→ **Exercise brief**
Search the material for the string "este", then return every line where it is found.

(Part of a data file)
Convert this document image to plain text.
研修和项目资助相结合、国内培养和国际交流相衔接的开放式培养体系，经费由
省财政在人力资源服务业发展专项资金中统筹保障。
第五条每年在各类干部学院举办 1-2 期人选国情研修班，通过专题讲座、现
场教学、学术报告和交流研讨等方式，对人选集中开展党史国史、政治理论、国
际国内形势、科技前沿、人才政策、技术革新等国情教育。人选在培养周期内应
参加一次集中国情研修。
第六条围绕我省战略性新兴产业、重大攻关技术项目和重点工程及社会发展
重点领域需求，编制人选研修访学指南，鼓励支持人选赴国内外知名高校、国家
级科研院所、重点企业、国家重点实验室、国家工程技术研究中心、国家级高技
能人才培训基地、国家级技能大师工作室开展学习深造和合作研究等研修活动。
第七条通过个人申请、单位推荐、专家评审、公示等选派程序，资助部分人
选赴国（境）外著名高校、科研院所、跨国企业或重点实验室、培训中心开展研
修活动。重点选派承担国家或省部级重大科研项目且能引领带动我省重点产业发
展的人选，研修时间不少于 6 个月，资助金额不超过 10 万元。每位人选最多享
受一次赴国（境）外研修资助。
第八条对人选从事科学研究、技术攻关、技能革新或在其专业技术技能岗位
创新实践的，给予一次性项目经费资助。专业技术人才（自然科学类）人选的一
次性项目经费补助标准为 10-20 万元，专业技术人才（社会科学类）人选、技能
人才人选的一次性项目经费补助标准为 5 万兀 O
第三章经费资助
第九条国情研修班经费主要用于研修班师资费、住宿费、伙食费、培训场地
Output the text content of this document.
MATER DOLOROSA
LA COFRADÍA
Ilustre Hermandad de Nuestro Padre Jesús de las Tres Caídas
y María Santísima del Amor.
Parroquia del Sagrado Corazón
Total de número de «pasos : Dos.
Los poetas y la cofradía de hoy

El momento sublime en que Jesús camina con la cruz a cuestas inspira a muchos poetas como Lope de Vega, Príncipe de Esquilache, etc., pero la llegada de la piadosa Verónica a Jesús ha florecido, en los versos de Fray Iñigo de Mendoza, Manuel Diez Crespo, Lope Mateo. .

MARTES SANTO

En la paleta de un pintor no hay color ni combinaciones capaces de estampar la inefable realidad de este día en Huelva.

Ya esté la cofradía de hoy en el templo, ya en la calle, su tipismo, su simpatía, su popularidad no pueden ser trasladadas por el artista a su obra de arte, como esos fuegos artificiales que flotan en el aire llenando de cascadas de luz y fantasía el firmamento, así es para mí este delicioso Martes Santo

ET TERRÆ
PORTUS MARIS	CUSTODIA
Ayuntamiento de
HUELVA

→ **Reply**
En la paleta de un pintor no hay color ni combinaciones capaces de estampar la inefable realidad de este día en Huelva.
Ya esté la cofradía de hoy en el templo, ya en la calle, su tipismo, su simpatía, su popularidad no pueden ser trasladadas por el artista a su obra de arte, como esos fuegos artificiales que flotan en el aire llenando de cascadas de luz y fantasía el firmamento, así es para mí este delicioso Martes Santo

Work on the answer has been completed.